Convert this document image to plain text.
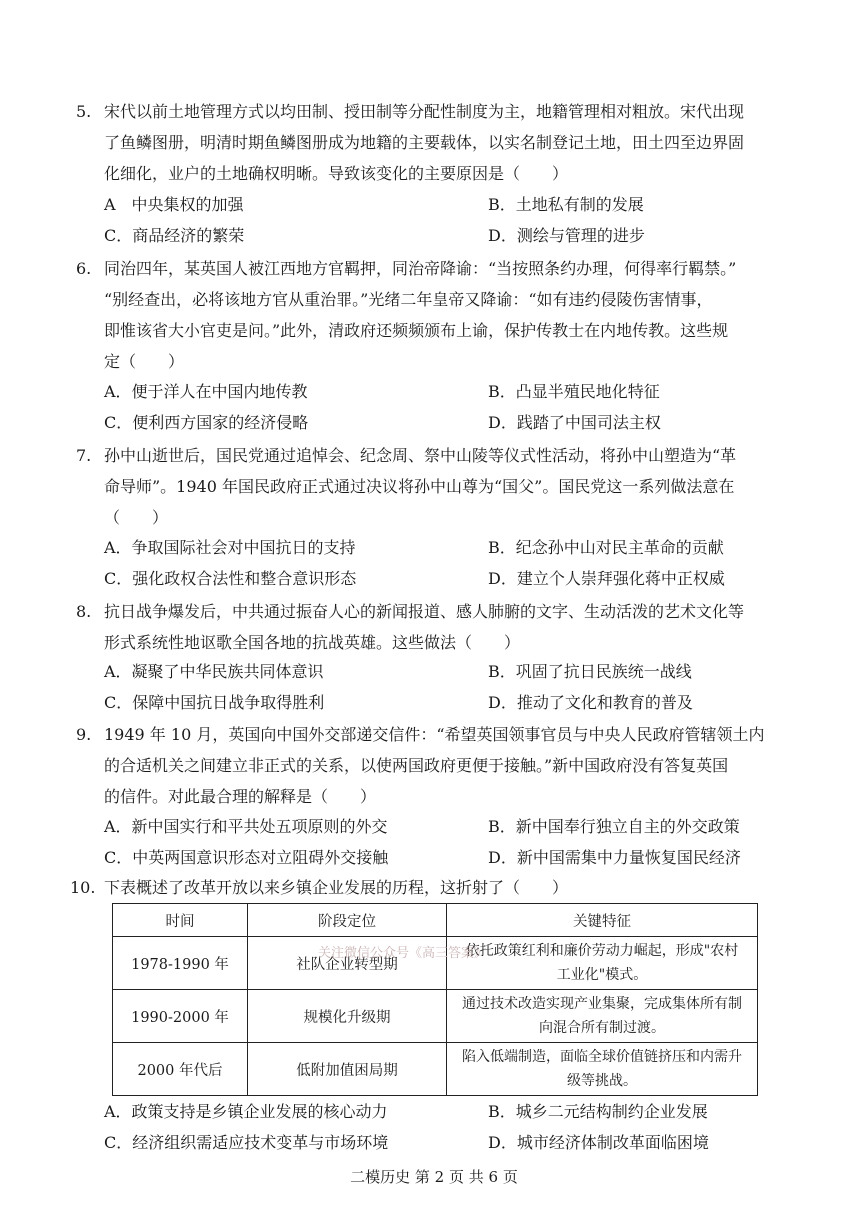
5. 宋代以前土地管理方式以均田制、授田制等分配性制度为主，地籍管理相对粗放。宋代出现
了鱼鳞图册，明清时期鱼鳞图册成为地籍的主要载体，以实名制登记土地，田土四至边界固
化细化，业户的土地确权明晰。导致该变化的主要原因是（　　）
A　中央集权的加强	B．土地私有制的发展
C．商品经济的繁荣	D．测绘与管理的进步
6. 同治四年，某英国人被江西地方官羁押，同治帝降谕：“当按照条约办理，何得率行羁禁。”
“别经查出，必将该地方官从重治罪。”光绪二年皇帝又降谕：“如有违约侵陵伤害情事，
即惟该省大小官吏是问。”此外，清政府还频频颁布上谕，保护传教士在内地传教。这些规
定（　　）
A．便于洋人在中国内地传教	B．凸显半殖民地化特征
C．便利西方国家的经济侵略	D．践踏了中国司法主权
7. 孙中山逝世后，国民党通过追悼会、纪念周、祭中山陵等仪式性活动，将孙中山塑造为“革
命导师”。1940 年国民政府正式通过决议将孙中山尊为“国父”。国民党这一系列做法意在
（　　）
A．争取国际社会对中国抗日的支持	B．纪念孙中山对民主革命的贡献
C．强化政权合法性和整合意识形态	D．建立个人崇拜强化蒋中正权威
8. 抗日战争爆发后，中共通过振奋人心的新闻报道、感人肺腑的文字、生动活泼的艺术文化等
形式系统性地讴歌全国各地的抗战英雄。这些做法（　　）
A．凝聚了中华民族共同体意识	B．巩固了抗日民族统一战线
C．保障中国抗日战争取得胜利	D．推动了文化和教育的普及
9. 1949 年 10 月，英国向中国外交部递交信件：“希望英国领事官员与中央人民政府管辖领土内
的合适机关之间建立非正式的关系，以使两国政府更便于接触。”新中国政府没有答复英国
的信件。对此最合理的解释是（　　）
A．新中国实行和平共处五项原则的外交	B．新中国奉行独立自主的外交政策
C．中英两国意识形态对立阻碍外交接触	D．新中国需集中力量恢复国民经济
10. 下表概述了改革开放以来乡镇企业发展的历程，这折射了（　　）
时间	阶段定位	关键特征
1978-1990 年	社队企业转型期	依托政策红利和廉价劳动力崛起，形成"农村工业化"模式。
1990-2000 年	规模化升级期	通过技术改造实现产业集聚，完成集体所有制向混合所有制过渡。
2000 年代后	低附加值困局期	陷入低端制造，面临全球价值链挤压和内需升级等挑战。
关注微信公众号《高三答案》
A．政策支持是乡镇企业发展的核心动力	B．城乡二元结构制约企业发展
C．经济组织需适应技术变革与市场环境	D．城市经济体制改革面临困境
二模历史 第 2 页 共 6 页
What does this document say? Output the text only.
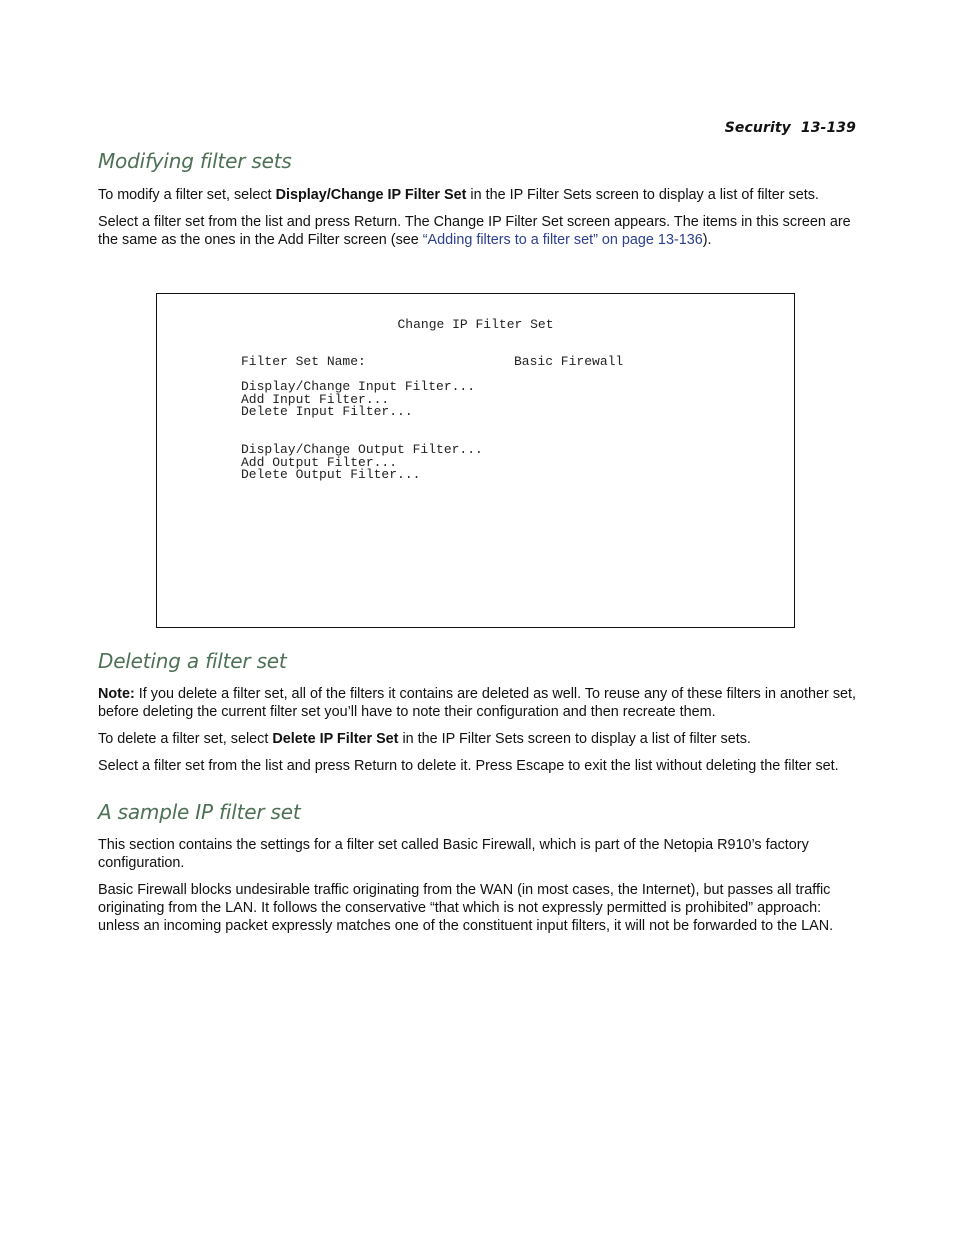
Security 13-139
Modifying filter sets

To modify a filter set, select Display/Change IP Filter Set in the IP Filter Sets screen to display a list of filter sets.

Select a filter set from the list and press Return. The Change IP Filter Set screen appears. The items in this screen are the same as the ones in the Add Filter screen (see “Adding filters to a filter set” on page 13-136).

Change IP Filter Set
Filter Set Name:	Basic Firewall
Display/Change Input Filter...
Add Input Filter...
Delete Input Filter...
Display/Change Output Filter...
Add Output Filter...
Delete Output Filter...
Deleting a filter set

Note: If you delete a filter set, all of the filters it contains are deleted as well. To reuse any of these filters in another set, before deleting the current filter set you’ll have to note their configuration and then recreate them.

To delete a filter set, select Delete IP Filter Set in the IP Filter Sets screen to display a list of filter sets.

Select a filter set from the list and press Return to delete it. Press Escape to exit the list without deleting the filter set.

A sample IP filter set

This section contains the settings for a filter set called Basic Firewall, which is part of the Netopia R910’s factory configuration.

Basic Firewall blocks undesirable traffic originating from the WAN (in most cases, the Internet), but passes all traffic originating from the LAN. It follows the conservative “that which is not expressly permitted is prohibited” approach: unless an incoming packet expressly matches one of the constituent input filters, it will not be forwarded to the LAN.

* * * * * * *

The task
Reproduce the material word for word, minus the images.

Solution for this task
Convert this document image to plain text.
5. 宋代以前土地管理方式以均田制、授田制等分配性制度为主，地籍管理相对粗放。宋代出现
了鱼鳞图册，明清时期鱼鳞图册成为地籍的主要载体，以实名制登记土地，田土四至边界固
化细化，业户的土地确权明晰。导致该变化的主要原因是（　　）
A　中央集权的加强	B．土地私有制的发展
C．商品经济的繁荣	D．测绘与管理的进步
6. 同治四年，某英国人被江西地方官羁押，同治帝降谕：“当按照条约办理，何得率行羁禁。”
“别经查出，必将该地方官从重治罪。”光绪二年皇帝又降谕：“如有违约侵陵伤害情事，
即惟该省大小官吏是问。”此外，清政府还频频颁布上谕，保护传教士在内地传教。这些规
定（　　）
A．便于洋人在中国内地传教	B．凸显半殖民地化特征
C．便利西方国家的经济侵略	D．践踏了中国司法主权
7. 孙中山逝世后，国民党通过追悼会、纪念周、祭中山陵等仪式性活动，将孙中山塑造为“革
命导师”。1940 年国民政府正式通过决议将孙中山尊为“国父”。国民党这一系列做法意在
（　　）
A．争取国际社会对中国抗日的支持	B．纪念孙中山对民主革命的贡献
C．强化政权合法性和整合意识形态	D．建立个人崇拜强化蒋中正权威
8. 抗日战争爆发后，中共通过振奋人心的新闻报道、感人肺腑的文字、生动活泼的艺术文化等
形式系统性地讴歌全国各地的抗战英雄。这些做法（　　）
A．凝聚了中华民族共同体意识	B．巩固了抗日民族统一战线
C．保障中国抗日战争取得胜利	D．推动了文化和教育的普及
9. 1949 年 10 月，英国向中国外交部递交信件：“希望英国领事官员与中央人民政府管辖领土内
的合适机关之间建立非正式的关系，以使两国政府更便于接触。”新中国政府没有答复英国
的信件。对此最合理的解释是（　　）
A．新中国实行和平共处五项原则的外交	B．新中国奉行独立自主的外交政策
C．中英两国意识形态对立阻碍外交接触	D．新中国需集中力量恢复国民经济
10. 下表概述了改革开放以来乡镇企业发展的历程，这折射了（　　）
时间	阶段定位	关键特征
1978-1990 年	社队企业转型期	依托政策红利和廉价劳动力崛起，形成"农村工业化"模式。
1990-2000 年	规模化升级期	通过技术改造实现产业集聚，完成集体所有制向混合所有制过渡。
2000 年代后	低附加值困局期	陷入低端制造，面临全球价值链挤压和内需升级等挑战。
关注微信公众号《高三答案》
A．政策支持是乡镇企业发展的核心动力	B．城乡二元结构制约企业发展
C．经济组织需适应技术变革与市场环境	D．城市经济体制改革面临困境
二模历史 第 2 页 共 6 页
What does this document say? Output the text only.
Security 13-139
Modifying filter sets

To modify a filter set, select Display/Change IP Filter Set in the IP Filter Sets screen to display a list of filter sets.

Select a filter set from the list and press Return. The Change IP Filter Set screen appears. The items in this screen are the same as the ones in the Add Filter screen (see “Adding filters to a filter set” on page 13-136).

Change IP Filter Set
Filter Set Name:	Basic Firewall
Display/Change Input Filter...
Add Input Filter...
Delete Input Filter...
Display/Change Output Filter...
Add Output Filter...
Delete Output Filter...
Deleting a filter set

Note: If you delete a filter set, all of the filters it contains are deleted as well. To reuse any of these filters in another set, before deleting the current filter set you’ll have to note their configuration and then recreate them.

To delete a filter set, select Delete IP Filter Set in the IP Filter Sets screen to display a list of filter sets.

Select a filter set from the list and press Return to delete it. Press Escape to exit the list without deleting the filter set.

A sample IP filter set

This section contains the settings for a filter set called Basic Firewall, which is part of the Netopia R910’s factory configuration.

Basic Firewall blocks undesirable traffic originating from the WAN (in most cases, the Internet), but passes all traffic originating from the LAN. It follows the conservative “that which is not expressly permitted is prohibited” approach: unless an incoming packet expressly matches one of the constituent input filters, it will not be forwarded to the LAN.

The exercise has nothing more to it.